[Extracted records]
^^^^^^^^^^^^^^^^
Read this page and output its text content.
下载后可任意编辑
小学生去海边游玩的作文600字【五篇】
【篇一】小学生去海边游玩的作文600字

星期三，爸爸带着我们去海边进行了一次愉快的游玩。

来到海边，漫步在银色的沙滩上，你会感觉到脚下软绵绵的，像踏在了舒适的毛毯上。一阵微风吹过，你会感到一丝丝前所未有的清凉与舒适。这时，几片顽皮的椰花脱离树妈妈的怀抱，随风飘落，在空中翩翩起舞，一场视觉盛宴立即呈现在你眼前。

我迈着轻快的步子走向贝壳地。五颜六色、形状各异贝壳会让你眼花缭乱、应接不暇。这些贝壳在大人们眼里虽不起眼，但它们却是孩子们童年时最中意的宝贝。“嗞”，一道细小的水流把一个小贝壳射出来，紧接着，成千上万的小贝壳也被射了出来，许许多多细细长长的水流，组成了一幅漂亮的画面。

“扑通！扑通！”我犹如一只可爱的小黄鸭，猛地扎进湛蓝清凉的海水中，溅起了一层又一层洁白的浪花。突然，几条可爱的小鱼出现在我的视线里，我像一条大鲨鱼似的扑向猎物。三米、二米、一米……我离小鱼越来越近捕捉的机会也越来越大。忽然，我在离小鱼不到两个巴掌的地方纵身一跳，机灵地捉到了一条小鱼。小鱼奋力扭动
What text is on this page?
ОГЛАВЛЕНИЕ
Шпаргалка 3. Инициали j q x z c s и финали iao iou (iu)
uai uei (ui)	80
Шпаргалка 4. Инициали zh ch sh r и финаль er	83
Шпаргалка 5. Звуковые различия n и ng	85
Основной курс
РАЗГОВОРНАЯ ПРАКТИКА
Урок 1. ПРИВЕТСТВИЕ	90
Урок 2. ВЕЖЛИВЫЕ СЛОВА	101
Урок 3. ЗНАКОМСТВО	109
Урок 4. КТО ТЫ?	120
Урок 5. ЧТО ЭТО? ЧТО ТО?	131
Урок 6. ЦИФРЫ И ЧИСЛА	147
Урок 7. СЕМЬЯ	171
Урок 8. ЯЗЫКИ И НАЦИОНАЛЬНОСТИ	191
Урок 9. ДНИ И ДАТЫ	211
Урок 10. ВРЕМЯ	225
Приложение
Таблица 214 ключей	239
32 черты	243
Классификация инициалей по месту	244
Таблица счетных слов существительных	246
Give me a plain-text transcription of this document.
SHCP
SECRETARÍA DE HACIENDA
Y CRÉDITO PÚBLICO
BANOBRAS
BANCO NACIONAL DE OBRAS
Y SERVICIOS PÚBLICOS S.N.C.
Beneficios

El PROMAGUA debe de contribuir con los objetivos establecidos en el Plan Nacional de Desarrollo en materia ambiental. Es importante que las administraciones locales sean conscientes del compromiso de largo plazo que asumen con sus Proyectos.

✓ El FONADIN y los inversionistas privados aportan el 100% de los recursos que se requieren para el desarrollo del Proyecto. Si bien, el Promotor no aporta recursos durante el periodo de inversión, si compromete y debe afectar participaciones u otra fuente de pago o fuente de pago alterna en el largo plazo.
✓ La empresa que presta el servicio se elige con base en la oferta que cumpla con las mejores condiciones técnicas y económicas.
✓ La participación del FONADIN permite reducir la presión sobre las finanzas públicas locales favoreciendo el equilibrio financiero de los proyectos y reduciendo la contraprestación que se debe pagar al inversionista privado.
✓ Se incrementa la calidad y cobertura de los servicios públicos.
^^^^^^^^^^^^^^^^
**TASK INSTRUCTIONS:**
Take every line from the data that contains the word "Урок".

**FULL SOLUTION:**
Урок 1. ПРИВЕТСТВИЕ	90
Урок 2. ВЕЖЛИВЫЕ СЛОВА	101
Урок 3. ЗНАКОМСТВО	109
Урок 4. КТО ТЫ?	120
Урок 5. ЧТО ЭТО? ЧТО ТО?	131
Урок 6. ЦИФРЫ И ЧИСЛА	147
Урок 7. СЕМЬЯ	171
Урок 8. ЯЗЫКИ И НАЦИОНАЛЬНОСТИ	191
Урок 9. ДНИ И ДАТЫ	211
Урок 10. ВРЕМЯ	225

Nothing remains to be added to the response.